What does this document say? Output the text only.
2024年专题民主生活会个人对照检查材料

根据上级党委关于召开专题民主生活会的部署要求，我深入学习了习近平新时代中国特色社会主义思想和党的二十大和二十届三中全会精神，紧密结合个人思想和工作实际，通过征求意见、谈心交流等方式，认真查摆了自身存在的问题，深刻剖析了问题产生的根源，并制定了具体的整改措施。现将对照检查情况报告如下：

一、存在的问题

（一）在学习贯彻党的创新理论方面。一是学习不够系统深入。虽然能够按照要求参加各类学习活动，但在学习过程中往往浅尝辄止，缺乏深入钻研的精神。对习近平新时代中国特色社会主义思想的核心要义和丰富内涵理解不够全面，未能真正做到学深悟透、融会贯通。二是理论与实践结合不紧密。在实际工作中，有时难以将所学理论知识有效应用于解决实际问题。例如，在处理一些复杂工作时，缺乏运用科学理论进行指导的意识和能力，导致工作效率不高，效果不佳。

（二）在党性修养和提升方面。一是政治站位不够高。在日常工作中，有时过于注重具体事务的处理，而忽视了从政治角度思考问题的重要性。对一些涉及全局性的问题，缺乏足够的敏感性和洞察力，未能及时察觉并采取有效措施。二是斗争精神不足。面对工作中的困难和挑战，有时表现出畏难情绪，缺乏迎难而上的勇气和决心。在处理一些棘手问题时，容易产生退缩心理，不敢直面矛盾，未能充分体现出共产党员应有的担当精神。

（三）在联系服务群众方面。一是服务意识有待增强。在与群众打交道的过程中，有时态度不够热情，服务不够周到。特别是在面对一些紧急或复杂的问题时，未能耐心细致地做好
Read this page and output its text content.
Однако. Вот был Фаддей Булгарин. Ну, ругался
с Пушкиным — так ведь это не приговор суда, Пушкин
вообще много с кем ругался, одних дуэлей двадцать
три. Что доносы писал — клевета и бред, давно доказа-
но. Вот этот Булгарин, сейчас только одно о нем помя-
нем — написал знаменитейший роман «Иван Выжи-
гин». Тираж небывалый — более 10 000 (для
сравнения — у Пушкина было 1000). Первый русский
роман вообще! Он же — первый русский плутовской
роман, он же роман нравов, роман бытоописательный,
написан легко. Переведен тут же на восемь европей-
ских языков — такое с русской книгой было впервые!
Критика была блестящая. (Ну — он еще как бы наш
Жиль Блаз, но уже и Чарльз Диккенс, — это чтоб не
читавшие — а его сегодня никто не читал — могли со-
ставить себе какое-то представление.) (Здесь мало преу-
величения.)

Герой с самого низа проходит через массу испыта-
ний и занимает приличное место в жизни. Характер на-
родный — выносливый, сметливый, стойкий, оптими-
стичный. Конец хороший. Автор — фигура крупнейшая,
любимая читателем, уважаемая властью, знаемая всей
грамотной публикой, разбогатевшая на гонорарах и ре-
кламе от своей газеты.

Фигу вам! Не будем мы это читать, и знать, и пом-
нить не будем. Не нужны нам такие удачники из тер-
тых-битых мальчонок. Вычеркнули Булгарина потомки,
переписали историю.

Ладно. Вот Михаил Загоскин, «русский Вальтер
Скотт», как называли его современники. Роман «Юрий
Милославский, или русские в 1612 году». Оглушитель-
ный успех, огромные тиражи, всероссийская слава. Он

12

━━━━━━━━━━━━━━━━━━━━━━━━━━━━━━

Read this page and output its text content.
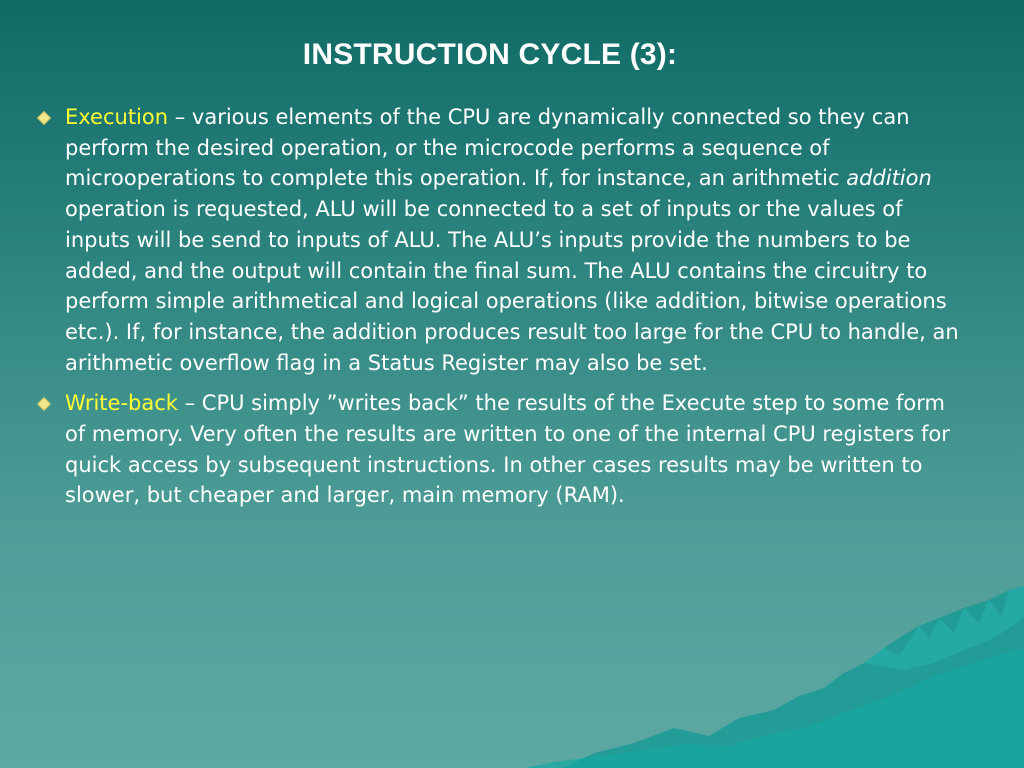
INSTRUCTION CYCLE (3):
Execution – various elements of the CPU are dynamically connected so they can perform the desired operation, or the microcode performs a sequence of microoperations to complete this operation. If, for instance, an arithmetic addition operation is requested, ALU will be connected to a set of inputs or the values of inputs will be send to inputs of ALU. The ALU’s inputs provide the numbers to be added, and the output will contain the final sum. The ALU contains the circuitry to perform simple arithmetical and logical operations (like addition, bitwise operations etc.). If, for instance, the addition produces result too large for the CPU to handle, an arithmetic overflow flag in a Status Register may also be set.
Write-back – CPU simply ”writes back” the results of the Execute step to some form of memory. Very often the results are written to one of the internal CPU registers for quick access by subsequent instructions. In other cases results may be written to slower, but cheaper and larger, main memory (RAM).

━━━━━━━━━━━━━━━━━━━━━━━━━━━━━━

Exercise aim.
Check each line of the records for the word "русский", and show the lines that contain it.

Result for this exercise.
сравнения — у Пушкина было 1000). Первый русский
роман вообще! Он же — первый русский плутовской
Ладно. Вот Михаил Загоскин, «русский Вальтер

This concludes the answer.